Leave out the pictures and repeat everything else in the records exactly.
#####
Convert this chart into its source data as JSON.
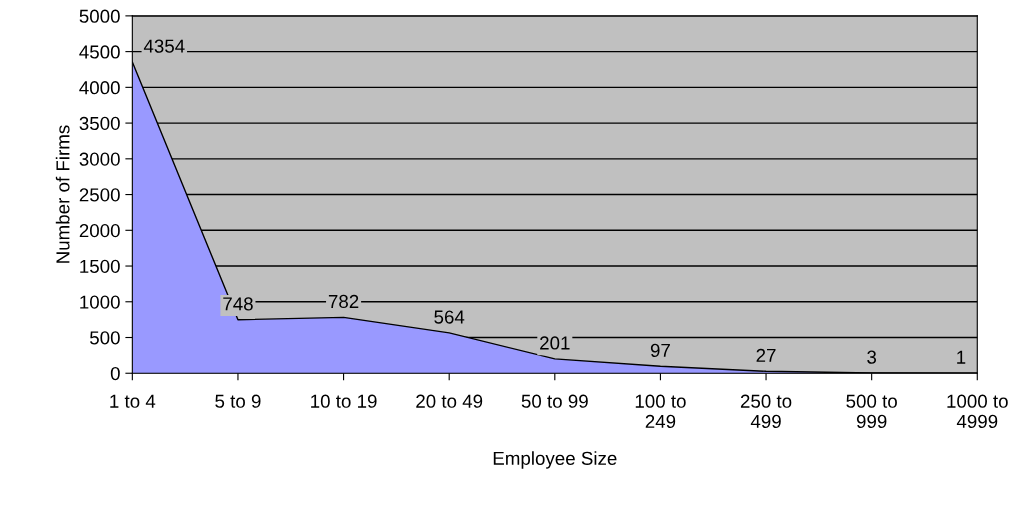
{
  "chart_data": {
    "type": "area",
    "xlabel": "Employee Size",
    "ylabel": "Number of Firms",
    "categories": [
      "1 to 4",
      "5 to 9",
      "10 to 19",
      "20 to 49",
      "50 to 99",
      "100 to 249",
      "250 to 499",
      "500 to 999",
      "1000 to 4999"
    ],
    "values": [
      4354,
      748,
      782,
      564,
      201,
      97,
      27,
      3,
      1
    ],
    "color": "#9999ff",
    "ylim": [
      0,
      5000
    ],
    "yticks": [
      0,
      500,
      1000,
      1500,
      2000,
      2500,
      3000,
      3500,
      4000,
      4500,
      5000
    ],
    "grid": "y",
    "data_labels": true
  }
}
#####
- EXPECTED ANSWER:
Convert this chart into its source data as JSON.
{
  "chart_data": {
    "type": "area",
    "xlabel": "Employee Size",
    "ylabel": "Number of Firms",
    "categories": [
      "1 to 4",
      "5 to 9",
      "10 to 19",
      "20 to 49",
      "50 to 99",
      "100 to 249",
      "250 to 499",
      "500 to 999",
      "1000 to 4999"
    ],
    "values": [
      4354,
      748,
      782,
      564,
      201,
      97,
      27,
      3,
      1
    ],
    "color": "#9999ff",
    "ylim": [
      0,
      5000
    ],
    "yticks": [
      0,
      500,
      1000,
      1500,
      2000,
      2500,
      3000,
      3500,
      4000,
      4500,
      5000
    ],
    "grid": "y",
    "data_labels": true
  }
}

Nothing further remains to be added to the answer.